*Written task*.
Each entry below is to be transcribed exactly.

··· Dataset content

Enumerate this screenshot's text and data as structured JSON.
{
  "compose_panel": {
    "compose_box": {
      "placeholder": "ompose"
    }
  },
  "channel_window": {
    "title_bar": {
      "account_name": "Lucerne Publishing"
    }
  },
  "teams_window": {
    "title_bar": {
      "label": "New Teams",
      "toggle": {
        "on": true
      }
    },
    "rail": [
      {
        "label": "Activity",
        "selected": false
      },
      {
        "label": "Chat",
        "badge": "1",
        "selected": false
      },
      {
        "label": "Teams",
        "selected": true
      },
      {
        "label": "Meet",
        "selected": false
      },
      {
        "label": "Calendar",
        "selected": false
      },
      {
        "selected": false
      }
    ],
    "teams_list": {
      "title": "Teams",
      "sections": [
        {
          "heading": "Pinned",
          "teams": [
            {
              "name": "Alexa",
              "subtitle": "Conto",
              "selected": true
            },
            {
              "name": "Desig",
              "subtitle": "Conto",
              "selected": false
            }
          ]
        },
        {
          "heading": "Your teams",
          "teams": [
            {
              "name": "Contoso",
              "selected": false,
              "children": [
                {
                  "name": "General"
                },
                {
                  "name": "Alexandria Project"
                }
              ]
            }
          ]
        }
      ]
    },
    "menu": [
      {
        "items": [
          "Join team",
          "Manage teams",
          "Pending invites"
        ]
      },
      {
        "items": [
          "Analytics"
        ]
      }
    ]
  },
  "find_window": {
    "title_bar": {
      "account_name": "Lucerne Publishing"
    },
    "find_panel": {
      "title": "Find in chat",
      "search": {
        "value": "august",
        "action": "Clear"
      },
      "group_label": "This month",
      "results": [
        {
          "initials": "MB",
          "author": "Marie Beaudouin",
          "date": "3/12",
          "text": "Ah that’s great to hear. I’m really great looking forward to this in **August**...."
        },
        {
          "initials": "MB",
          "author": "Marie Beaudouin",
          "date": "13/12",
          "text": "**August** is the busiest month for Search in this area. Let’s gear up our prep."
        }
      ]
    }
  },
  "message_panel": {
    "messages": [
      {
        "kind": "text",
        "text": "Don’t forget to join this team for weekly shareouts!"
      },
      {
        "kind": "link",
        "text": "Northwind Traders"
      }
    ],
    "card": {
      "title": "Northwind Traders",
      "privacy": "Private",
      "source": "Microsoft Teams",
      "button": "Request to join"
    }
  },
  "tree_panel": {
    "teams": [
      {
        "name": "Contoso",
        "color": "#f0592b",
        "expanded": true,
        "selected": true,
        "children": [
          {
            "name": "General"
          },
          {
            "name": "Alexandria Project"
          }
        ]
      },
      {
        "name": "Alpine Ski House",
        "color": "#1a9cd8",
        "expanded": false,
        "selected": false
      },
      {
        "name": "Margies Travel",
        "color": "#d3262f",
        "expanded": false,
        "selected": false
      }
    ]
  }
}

······

*Full output*.
Enumerate this screenshot's text and data as structured JSON.
{
  "compose_panel": {
    "compose_box": {
      "placeholder": "ompose"
    }
  },
  "channel_window": {
    "title_bar": {
      "account_name": "Lucerne Publishing"
    }
  },
  "teams_window": {
    "title_bar": {
      "label": "New Teams",
      "toggle": {
        "on": true
      }
    },
    "rail": [
      {
        "label": "Activity",
        "selected": false
      },
      {
        "label": "Chat",
        "badge": "1",
        "selected": false
      },
      {
        "label": "Teams",
        "selected": true
      },
      {
        "label": "Meet",
        "selected": false
      },
      {
        "label": "Calendar",
        "selected": false
      },
      {
        "selected": false
      }
    ],
    "teams_list": {
      "title": "Teams",
      "sections": [
        {
          "heading": "Pinned",
          "teams": [
            {
              "name": "Alexa",
              "subtitle": "Conto",
              "selected": true
            },
            {
              "name": "Desig",
              "subtitle": "Conto",
              "selected": false
            }
          ]
        },
        {
          "heading": "Your teams",
          "teams": [
            {
              "name": "Contoso",
              "selected": false,
              "children": [
                {
                  "name": "General"
                },
                {
                  "name": "Alexandria Project"
                }
              ]
            }
          ]
        }
      ]
    },
    "menu": [
      {
        "items": [
          "Join team",
          "Manage teams",
          "Pending invites"
        ]
      },
      {
        "items": [
          "Analytics"
        ]
      }
    ]
  },
  "find_window": {
    "title_bar": {
      "account_name": "Lucerne Publishing"
    },
    "find_panel": {
      "title": "Find in chat",
      "search": {
        "value": "august",
        "action": "Clear"
      },
      "group_label": "This month",
      "results": [
        {
          "initials": "MB",
          "author": "Marie Beaudouin",
          "date": "3/12",
          "text": "Ah that’s great to hear. I’m really great looking forward to this in **August**...."
        },
        {
          "initials": "MB",
          "author": "Marie Beaudouin",
          "date": "13/12",
          "text": "**August** is the busiest month for Search in this area. Let’s gear up our prep."
        }
      ]
    }
  },
  "message_panel": {
    "messages": [
      {
        "kind": "text",
        "text": "Don’t forget to join this team for weekly shareouts!"
      },
      {
        "kind": "link",
        "text": "Northwind Traders"
      }
    ],
    "card": {
      "title": "Northwind Traders",
      "privacy": "Private",
      "source": "Microsoft Teams",
      "button": "Request to join"
    }
  },
  "tree_panel": {
    "teams": [
      {
        "name": "Contoso",
        "color": "#f0592b",
        "expanded": true,
        "selected": true,
        "children": [
          {
            "name": "General"
          },
          {
            "name": "Alexandria Project"
          }
        ]
      },
      {
        "name": "Alpine Ski House",
        "color": "#1a9cd8",
        "expanded": false,
        "selected": false
      },
      {
        "name": "Margies Travel",
        "color": "#d3262f",
        "expanded": false,
        "selected": false
      }
    ]
  }
}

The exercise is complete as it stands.